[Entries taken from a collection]
--*--

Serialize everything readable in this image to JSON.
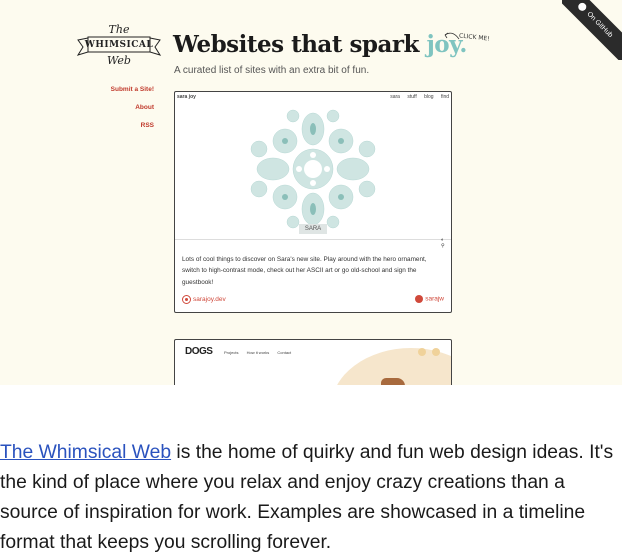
{
  "ribbon": {
    "label": "On GitHub",
    "icon": "github-icon"
  },
  "logo": {
    "line1": "The",
    "line2": "WHIMSICAL",
    "line3": "Web"
  },
  "header": {
    "title_main": "Websites that spark",
    "title_accent": "joy.",
    "click_me": "CLICK ME!",
    "subtitle": "A curated list of sites with an extra bit of fun."
  },
  "nav": {
    "submit": "Submit a Site!",
    "about": "About",
    "rss": "RSS"
  },
  "card": {
    "brand": "sara joy",
    "links": [
      "sara",
      "stuff",
      "blog",
      "find"
    ],
    "tag": "SARA",
    "description": "Lots of cool things to discover on Sara's new site. Play around with the hero ornament, switch to high-contrast mode, check out her ASCII art or go old-school and sign the guestbook!",
    "site_link": "sarajoy.dev",
    "social_link": "sarajw"
  },
  "card2": {
    "brand": "DOGS",
    "nav": [
      "Projects",
      "How it works",
      "Contact"
    ]
  },
  "blurb": {
    "link_text": "The Whimsical Web",
    "text": " is the home of quirky and fun web design ideas. It's the kind of place where you relax and enjoy crazy creations than a source of inspiration for work. Examples are showcased in a timeline format that keeps you scrolling forever."
  },
  "colors": {
    "accent": "#7fc4c0",
    "link": "#c0392b",
    "background": "#fdfbef"
  }
}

--*--

=== Work to do ===
State the number of lines in the data that include the string "with", and add nothing else.

=== The output ===
2